> [INFORMATION GIVEN]
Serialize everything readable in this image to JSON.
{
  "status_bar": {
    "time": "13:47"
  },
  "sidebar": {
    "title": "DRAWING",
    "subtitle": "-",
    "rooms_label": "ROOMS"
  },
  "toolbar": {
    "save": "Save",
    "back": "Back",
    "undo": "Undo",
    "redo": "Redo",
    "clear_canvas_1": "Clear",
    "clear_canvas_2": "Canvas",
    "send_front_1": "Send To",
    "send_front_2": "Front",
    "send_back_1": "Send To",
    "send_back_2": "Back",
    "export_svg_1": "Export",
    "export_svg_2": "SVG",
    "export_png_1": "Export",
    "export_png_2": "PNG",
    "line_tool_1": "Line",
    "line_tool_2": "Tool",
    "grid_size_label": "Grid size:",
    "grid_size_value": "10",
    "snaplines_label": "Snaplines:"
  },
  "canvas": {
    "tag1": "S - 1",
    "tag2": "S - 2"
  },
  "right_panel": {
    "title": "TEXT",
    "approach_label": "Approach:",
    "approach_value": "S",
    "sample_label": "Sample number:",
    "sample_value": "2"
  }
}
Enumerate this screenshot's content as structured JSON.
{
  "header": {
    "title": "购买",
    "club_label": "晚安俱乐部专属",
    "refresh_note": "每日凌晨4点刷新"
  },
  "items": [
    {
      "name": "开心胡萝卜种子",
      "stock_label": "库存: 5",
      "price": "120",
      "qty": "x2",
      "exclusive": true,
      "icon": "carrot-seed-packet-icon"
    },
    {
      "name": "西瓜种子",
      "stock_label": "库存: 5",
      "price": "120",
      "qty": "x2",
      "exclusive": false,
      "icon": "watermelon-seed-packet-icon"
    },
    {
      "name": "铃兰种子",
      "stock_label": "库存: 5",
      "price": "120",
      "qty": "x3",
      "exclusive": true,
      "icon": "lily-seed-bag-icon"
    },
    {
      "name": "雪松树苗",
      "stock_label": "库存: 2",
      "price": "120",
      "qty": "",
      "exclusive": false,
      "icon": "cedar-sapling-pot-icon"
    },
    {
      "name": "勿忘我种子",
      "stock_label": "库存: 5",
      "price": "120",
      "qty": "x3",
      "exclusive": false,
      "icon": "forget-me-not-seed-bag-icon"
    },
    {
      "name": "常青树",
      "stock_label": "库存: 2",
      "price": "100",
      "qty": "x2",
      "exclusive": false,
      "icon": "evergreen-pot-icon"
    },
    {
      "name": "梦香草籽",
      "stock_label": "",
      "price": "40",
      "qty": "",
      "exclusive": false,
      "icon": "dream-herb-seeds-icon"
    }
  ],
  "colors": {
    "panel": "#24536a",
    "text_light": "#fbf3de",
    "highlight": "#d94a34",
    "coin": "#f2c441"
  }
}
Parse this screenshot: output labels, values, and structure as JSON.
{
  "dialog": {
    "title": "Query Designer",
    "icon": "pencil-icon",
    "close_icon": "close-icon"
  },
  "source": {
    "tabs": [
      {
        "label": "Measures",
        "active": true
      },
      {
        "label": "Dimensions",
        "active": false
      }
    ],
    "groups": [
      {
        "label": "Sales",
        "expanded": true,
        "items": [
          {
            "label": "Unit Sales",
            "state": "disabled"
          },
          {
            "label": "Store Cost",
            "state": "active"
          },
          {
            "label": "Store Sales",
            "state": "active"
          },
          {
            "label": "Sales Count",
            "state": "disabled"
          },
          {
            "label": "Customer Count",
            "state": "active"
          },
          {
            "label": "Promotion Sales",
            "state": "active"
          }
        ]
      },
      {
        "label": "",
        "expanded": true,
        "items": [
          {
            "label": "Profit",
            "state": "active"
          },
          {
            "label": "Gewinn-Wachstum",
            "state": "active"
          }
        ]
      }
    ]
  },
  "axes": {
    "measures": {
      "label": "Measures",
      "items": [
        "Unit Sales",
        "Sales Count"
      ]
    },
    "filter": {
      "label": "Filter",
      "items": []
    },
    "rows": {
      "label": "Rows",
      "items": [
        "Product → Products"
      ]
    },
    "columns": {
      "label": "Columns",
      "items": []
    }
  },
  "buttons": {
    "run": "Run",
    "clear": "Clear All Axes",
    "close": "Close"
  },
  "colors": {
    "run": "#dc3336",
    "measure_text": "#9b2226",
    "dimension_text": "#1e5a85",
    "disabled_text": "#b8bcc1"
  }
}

> [DIRECTIONS FOR THIS TASK]
Track down every line of the material containing the string "JSON", and copy it.

> [SOLVED PROBLEM]
Serialize everything readable in this image to JSON.
Enumerate this screenshot's content as structured JSON.
Parse this screenshot: output labels, values, and structure as JSON.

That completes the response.